TASK TO COMPLETE: The records below are to be quoted in full; please keep every word exact.

Stored entries:
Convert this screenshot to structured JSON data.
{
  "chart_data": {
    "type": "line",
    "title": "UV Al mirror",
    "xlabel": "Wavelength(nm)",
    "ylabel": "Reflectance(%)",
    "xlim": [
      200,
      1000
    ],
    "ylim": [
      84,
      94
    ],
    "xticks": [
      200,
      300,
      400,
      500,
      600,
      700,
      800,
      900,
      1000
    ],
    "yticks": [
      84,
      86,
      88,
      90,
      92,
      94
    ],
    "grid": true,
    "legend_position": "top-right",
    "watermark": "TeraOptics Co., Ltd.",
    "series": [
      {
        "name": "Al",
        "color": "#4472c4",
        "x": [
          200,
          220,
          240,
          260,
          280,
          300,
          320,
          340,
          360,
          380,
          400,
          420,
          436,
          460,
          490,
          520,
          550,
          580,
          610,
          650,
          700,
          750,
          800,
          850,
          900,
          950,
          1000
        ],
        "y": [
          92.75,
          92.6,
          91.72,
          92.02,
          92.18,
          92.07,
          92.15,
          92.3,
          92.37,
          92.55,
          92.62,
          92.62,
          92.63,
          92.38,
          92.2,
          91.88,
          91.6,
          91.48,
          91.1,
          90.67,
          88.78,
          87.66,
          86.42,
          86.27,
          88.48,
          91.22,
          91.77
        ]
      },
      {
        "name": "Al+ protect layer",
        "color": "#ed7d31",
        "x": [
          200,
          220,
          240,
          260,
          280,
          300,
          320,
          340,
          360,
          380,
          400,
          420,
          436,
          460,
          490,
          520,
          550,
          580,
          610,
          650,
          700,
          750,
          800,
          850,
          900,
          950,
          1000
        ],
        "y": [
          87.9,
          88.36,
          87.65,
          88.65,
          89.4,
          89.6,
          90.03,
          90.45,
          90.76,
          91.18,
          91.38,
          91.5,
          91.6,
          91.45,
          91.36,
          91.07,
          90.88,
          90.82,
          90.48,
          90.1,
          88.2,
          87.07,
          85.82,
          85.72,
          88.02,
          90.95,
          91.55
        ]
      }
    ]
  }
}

EXERCISE RESPONSE:
Convert this screenshot to structured JSON data.
{
  "chart_data": {
    "type": "line",
    "title": "UV Al mirror",
    "xlabel": "Wavelength(nm)",
    "ylabel": "Reflectance(%)",
    "xlim": [
      200,
      1000
    ],
    "ylim": [
      84,
      94
    ],
    "xticks": [
      200,
      300,
      400,
      500,
      600,
      700,
      800,
      900,
      1000
    ],
    "yticks": [
      84,
      86,
      88,
      90,
      92,
      94
    ],
    "grid": true,
    "legend_position": "top-right",
    "watermark": "TeraOptics Co., Ltd.",
    "series": [
      {
        "name": "Al",
        "color": "#4472c4",
        "x": [
          200,
          220,
          240,
          260,
          280,
          300,
          320,
          340,
          360,
          380,
          400,
          420,
          436,
          460,
          490,
          520,
          550,
          580,
          610,
          650,
          700,
          750,
          800,
          850,
          900,
          950,
          1000
        ],
        "y": [
          92.75,
          92.6,
          91.72,
          92.02,
          92.18,
          92.07,
          92.15,
          92.3,
          92.37,
          92.55,
          92.62,
          92.62,
          92.63,
          92.38,
          92.2,
          91.88,
          91.6,
          91.48,
          91.1,
          90.67,
          88.78,
          87.66,
          86.42,
          86.27,
          88.48,
          91.22,
          91.77
        ]
      },
      {
        "name": "Al+ protect layer",
        "color": "#ed7d31",
        "x": [
          200,
          220,
          240,
          260,
          280,
          300,
          320,
          340,
          360,
          380,
          400,
          420,
          436,
          460,
          490,
          520,
          550,
          580,
          610,
          650,
          700,
          750,
          800,
          850,
          900,
          950,
          1000
        ],
        "y": [
          87.9,
          88.36,
          87.65,
          88.65,
          89.4,
          89.6,
          90.03,
          90.45,
          90.76,
          91.18,
          91.38,
          91.5,
          91.6,
          91.45,
          91.36,
          91.07,
          90.88,
          90.82,
          90.48,
          90.1,
          88.2,
          87.07,
          85.82,
          85.72,
          88.02,
          90.95,
          91.55
        ]
      }
    ]
  }
}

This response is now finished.